_Challenge_. Look through the lines below and extract each one that contains "Compound".

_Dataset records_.
----
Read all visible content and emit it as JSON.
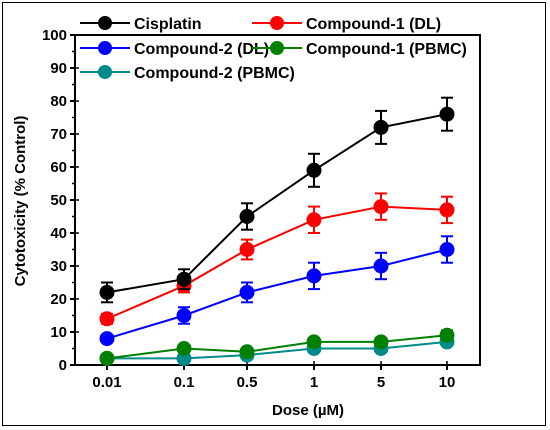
{
  "chart_data": {
    "type": "line",
    "x": [
      "0.01",
      "0.1",
      "0.5",
      "1",
      "5",
      "10"
    ],
    "xlabel": "Dose (µM)",
    "ylabel": "Cytotoxicity (% Control)",
    "ylim": [
      0,
      100
    ],
    "yticks": [
      0,
      10,
      20,
      30,
      40,
      50,
      60,
      70,
      80,
      90,
      100
    ],
    "legend_position": "top-left",
    "series": [
      {
        "name": "Cisplatin",
        "color": "#000000",
        "values": [
          22,
          26,
          45,
          59,
          72,
          76
        ],
        "errors": [
          3,
          3,
          4,
          5,
          5,
          5
        ]
      },
      {
        "name": "Compound-1 (DL)",
        "color": "#ff0000",
        "values": [
          14,
          24,
          35,
          44,
          48,
          47
        ],
        "errors": [
          1.5,
          2,
          3,
          4,
          4,
          4
        ]
      },
      {
        "name": "Compound-2 (DL)",
        "color": "#0000ff",
        "values": [
          8,
          15,
          22,
          27,
          30,
          35
        ],
        "errors": [
          1,
          2.5,
          3,
          4,
          4,
          4
        ]
      },
      {
        "name": "Compound-1 (PBMC)",
        "color": "#008000",
        "values": [
          2,
          5,
          4,
          7,
          7,
          9
        ],
        "errors": [
          0.8,
          1,
          1,
          1.2,
          1.2,
          1.5
        ]
      },
      {
        "name": "Compound-2 (PBMC)",
        "color": "#008b8b",
        "values": [
          2,
          2,
          3,
          5,
          5,
          7
        ],
        "errors": [
          0.8,
          0.8,
          0.8,
          1,
          1,
          1
        ]
      }
    ]
  }
}
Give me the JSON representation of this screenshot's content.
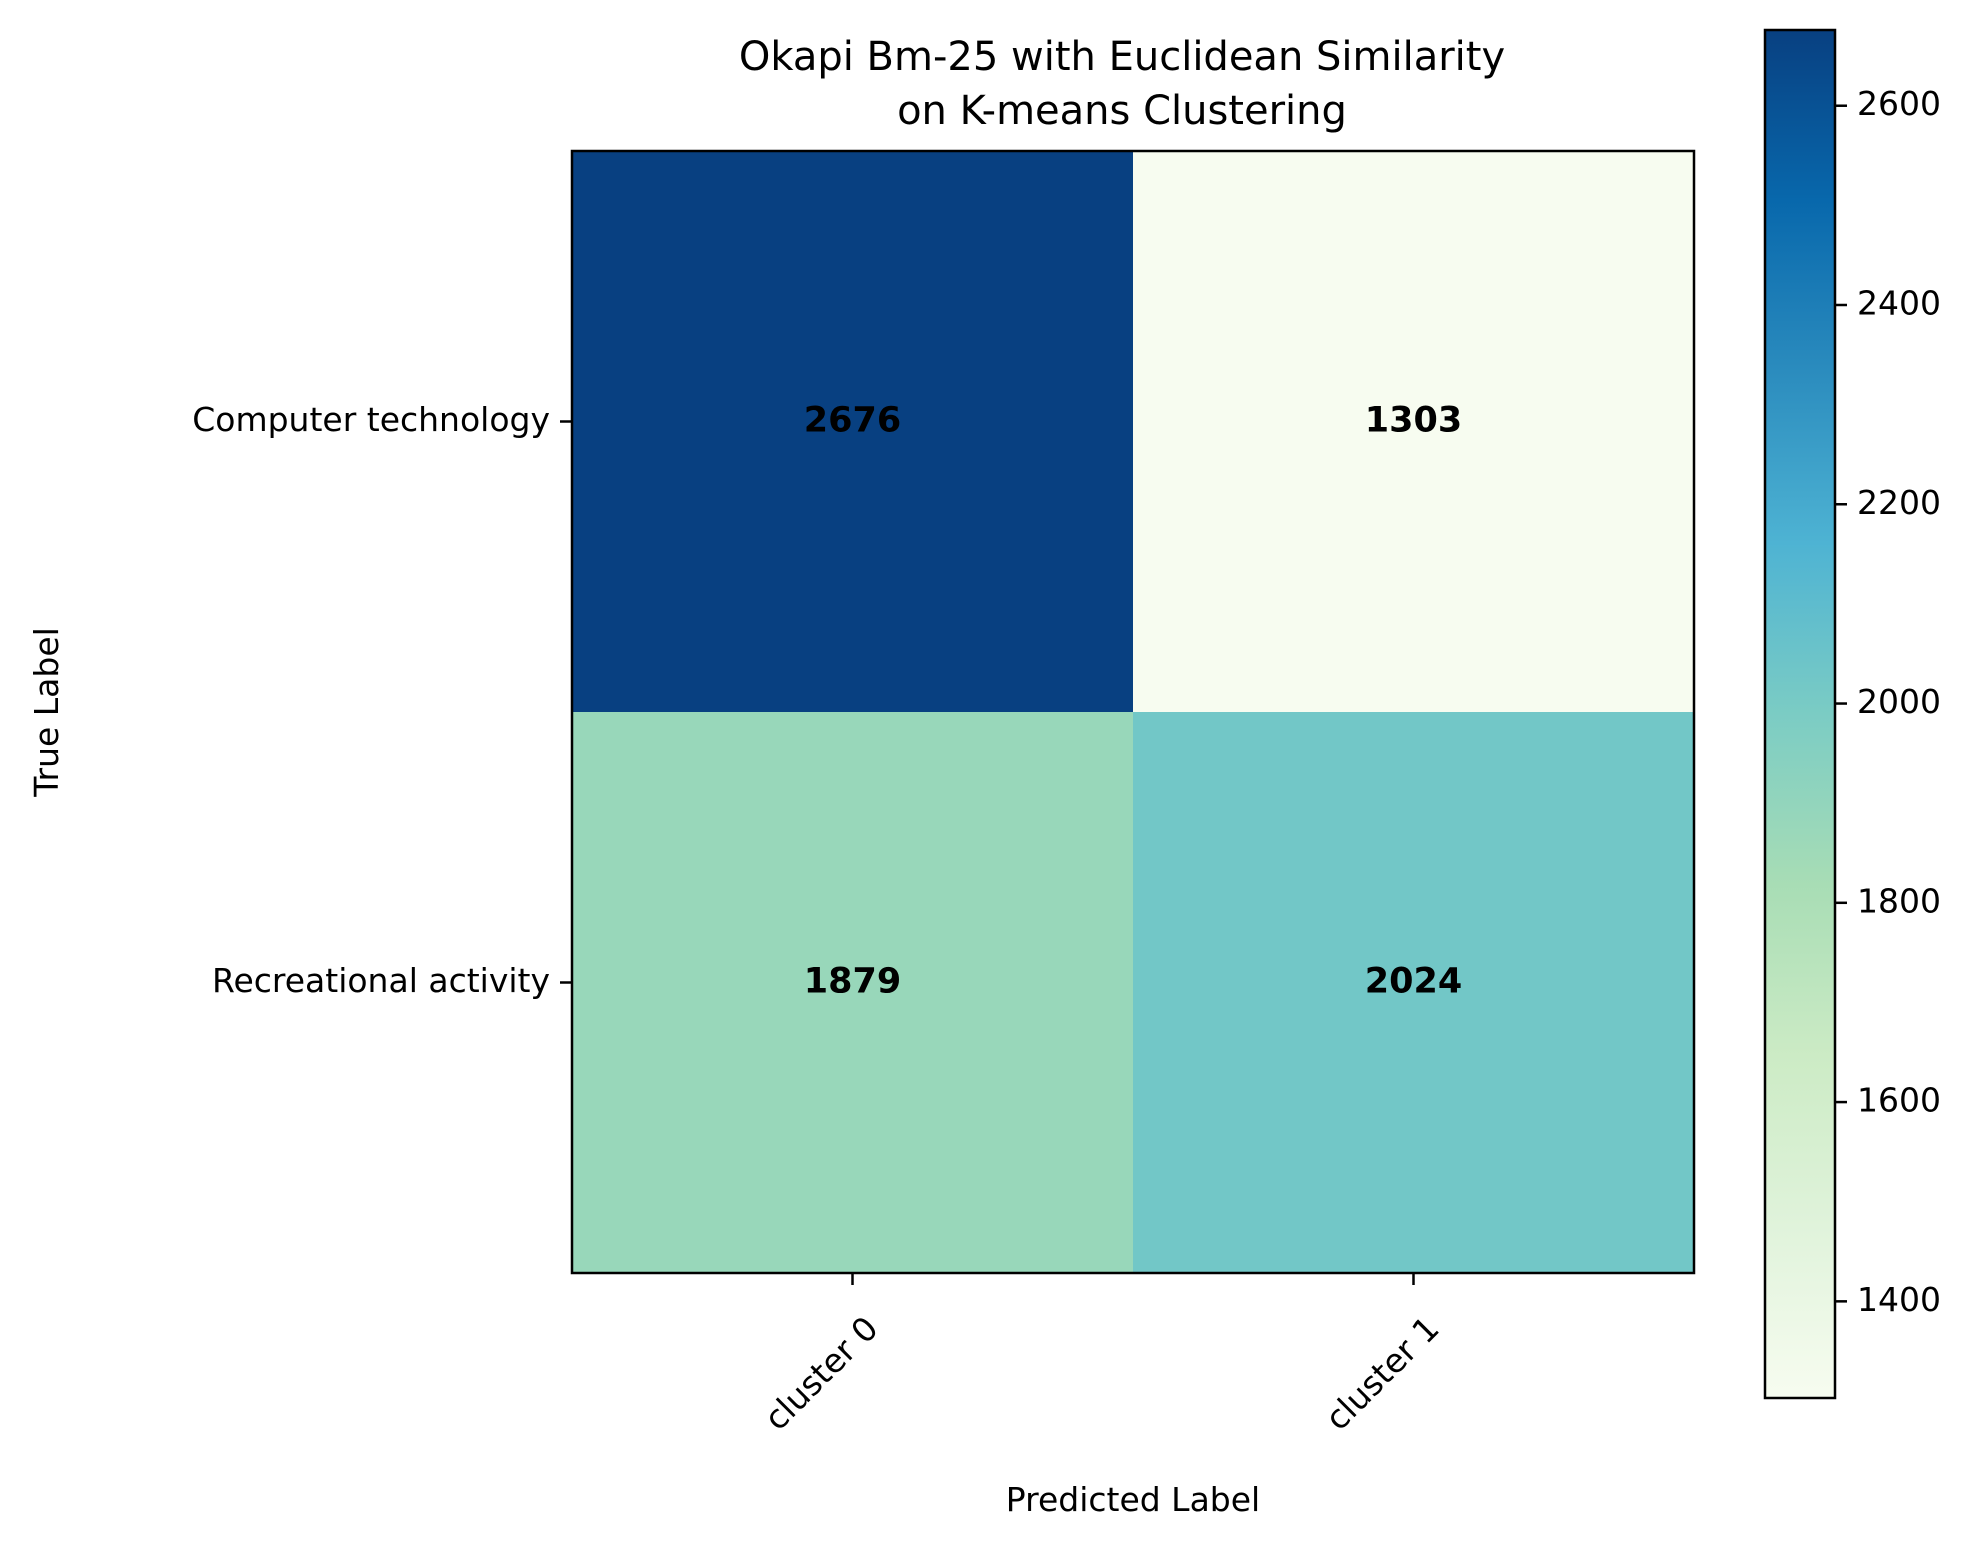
{
  "chart_data": {
    "type": "heatmap",
    "title_lines": [
      "Okapi Bm-25 with Euclidean Similarity",
      "on K-means Clustering"
    ],
    "xlabel": "Predicted Label",
    "ylabel": "True Label",
    "x_categories": [
      "cluster 0",
      "cluster 1"
    ],
    "y_categories": [
      "Computer technology",
      "Recreational activity"
    ],
    "values": [
      [
        2676,
        1303
      ],
      [
        1879,
        2024
      ]
    ],
    "colormap": "GnBu",
    "colorbar": {
      "min": 1303,
      "max": 2676,
      "ticks": [
        1400,
        1600,
        1800,
        2000,
        2200,
        2400,
        2600
      ]
    },
    "colormap_stops": [
      "#f7fcf0",
      "#e0f3db",
      "#ccebc5",
      "#a8ddb5",
      "#7bccc4",
      "#4eb3d3",
      "#2b8cbe",
      "#0868ac",
      "#084081"
    ]
  }
}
----
_Response below_.
        "name": "Compound-1 (DL)",
        "name": "Compound-2 (DL)",
        "name": "Compound-1 (PBMC)",
        "name": "Compound-2 (PBMC)",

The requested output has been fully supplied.